*TASK REQUIREMENTS*
Pull out every line containing the string "customer".

## Start

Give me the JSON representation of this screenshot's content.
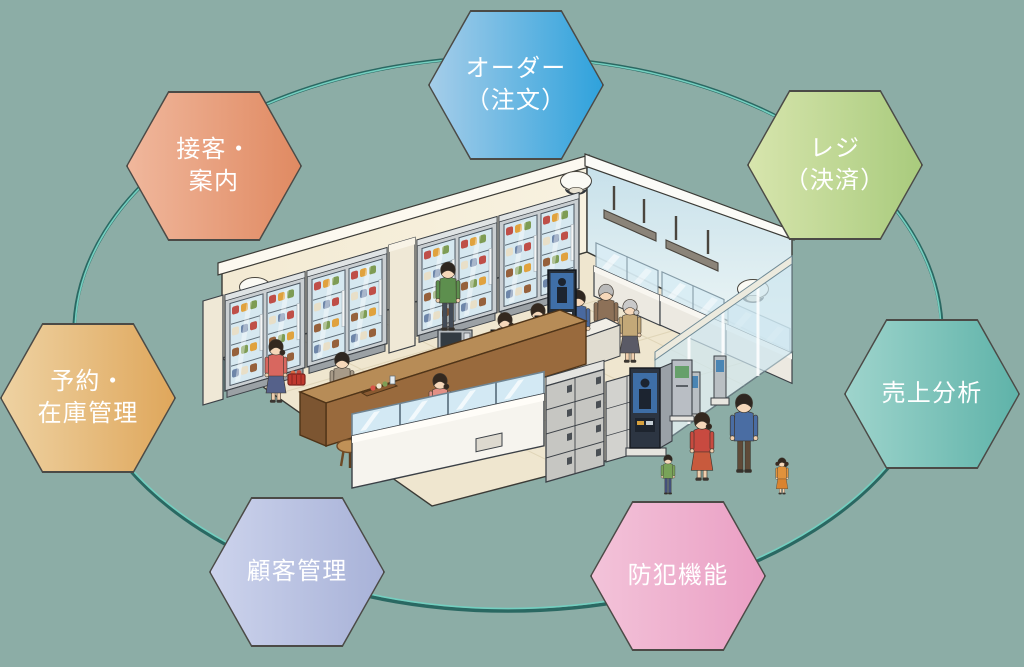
{
  "canvas": {
    "width": 1024,
    "height": 667,
    "background_color": "#8cada6"
  },
  "connection_ring": {
    "dark_color": "#2a6862",
    "light_color": "#74cfc0"
  },
  "hexagons": [
    {
      "id": "order",
      "lines": [
        "オーダー",
        "（注文）"
      ],
      "gradient_start": "#a5cde9",
      "gradient_end": "#2fa2dc"
    },
    {
      "id": "register-payment",
      "lines": [
        "レジ",
        "（決済）"
      ],
      "gradient_start": "#d7e5ad",
      "gradient_end": "#a9cb7d"
    },
    {
      "id": "sales-analysis",
      "lines": [
        "売上分析"
      ],
      "gradient_start": "#9ed4cc",
      "gradient_end": "#5fb3a9"
    },
    {
      "id": "security",
      "lines": [
        "防犯機能"
      ],
      "gradient_start": "#f3c3d9",
      "gradient_end": "#ea9fc4"
    },
    {
      "id": "customer-management",
      "lines": [
        "顧客管理"
      ],
      "gradient_start": "#ccd3ec",
      "gradient_end": "#a8b2d8"
    },
    {
      "id": "reservation-inventory",
      "lines": [
        "予約・",
        "在庫管理"
      ],
      "gradient_start": "#eed2a2",
      "gradient_end": "#dfa75c"
    },
    {
      "id": "customer-service",
      "lines": [
        "接客・",
        "案内"
      ],
      "gradient_start": "#f0b79c",
      "gradient_end": "#e08a62"
    }
  ],
  "illustration": {
    "scene": "スマートストア店内のアイソメトリックイラスト（冷蔵ショーケース・カウンター・ロッカー・キオスク・買い物客・家族）",
    "text_labels": []
  }
}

## End

*EXERCISE OUTPUT*
      "id": "customer-management",
      "id": "customer-service",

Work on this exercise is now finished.